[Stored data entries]
'''

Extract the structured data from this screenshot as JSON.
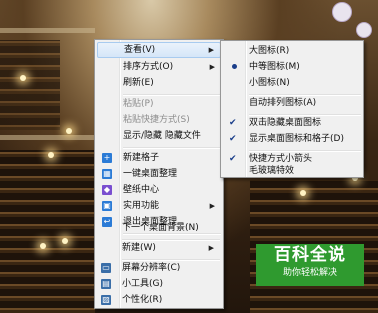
{
  "main_menu": {
    "items": [
      {
        "label": "查看(V)"
      },
      {
        "label": "排序方式(O)"
      },
      {
        "label": "刷新(E)"
      },
      {
        "label": "粘贴(P)"
      },
      {
        "label": "粘贴快捷方式(S)"
      },
      {
        "label": "显示/隐藏 隐藏文件"
      },
      {
        "label": "新建格子"
      },
      {
        "label": "一键桌面整理"
      },
      {
        "label": "壁纸中心"
      },
      {
        "label": "实用功能"
      },
      {
        "label": "退出桌面整理"
      },
      {
        "label": "下一个桌面背景(N)"
      },
      {
        "label": "新建(W)"
      },
      {
        "label": "屏幕分辨率(C)"
      },
      {
        "label": "小工具(G)"
      },
      {
        "label": "个性化(R)"
      }
    ]
  },
  "view_submenu": {
    "items": [
      {
        "label": "大图标(R)"
      },
      {
        "label": "中等图标(M)"
      },
      {
        "label": "小图标(N)"
      },
      {
        "label": "自动排列图标(A)"
      },
      {
        "label": "双击隐藏桌面图标"
      },
      {
        "label": "显示桌面图标和格子(D)"
      },
      {
        "label": "快捷方式小箭头"
      },
      {
        "label": "毛玻璃特效"
      }
    ]
  },
  "watermark": {
    "title": "百科全说",
    "subtitle": "助你轻松解决"
  },
  "colors": {
    "accent": "#1a3e8a",
    "watermark": "#2f9a2f"
  }
}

'''

# What the task requires:
Make an exact copy of every entry above, minus the images.

# Result of the task:
Extract the structured data from this screenshot as JSON.
{
  "main_menu": {
    "items": [
      {
        "label": "查看(V)"
      },
      {
        "label": "排序方式(O)"
      },
      {
        "label": "刷新(E)"
      },
      {
        "label": "粘贴(P)"
      },
      {
        "label": "粘贴快捷方式(S)"
      },
      {
        "label": "显示/隐藏 隐藏文件"
      },
      {
        "label": "新建格子"
      },
      {
        "label": "一键桌面整理"
      },
      {
        "label": "壁纸中心"
      },
      {
        "label": "实用功能"
      },
      {
        "label": "退出桌面整理"
      },
      {
        "label": "下一个桌面背景(N)"
      },
      {
        "label": "新建(W)"
      },
      {
        "label": "屏幕分辨率(C)"
      },
      {
        "label": "小工具(G)"
      },
      {
        "label": "个性化(R)"
      }
    ]
  },
  "view_submenu": {
    "items": [
      {
        "label": "大图标(R)"
      },
      {
        "label": "中等图标(M)"
      },
      {
        "label": "小图标(N)"
      },
      {
        "label": "自动排列图标(A)"
      },
      {
        "label": "双击隐藏桌面图标"
      },
      {
        "label": "显示桌面图标和格子(D)"
      },
      {
        "label": "快捷方式小箭头"
      },
      {
        "label": "毛玻璃特效"
      }
    ]
  },
  "watermark": {
    "title": "百科全说",
    "subtitle": "助你轻松解决"
  },
  "colors": {
    "accent": "#1a3e8a",
    "watermark": "#2f9a2f"
  }
}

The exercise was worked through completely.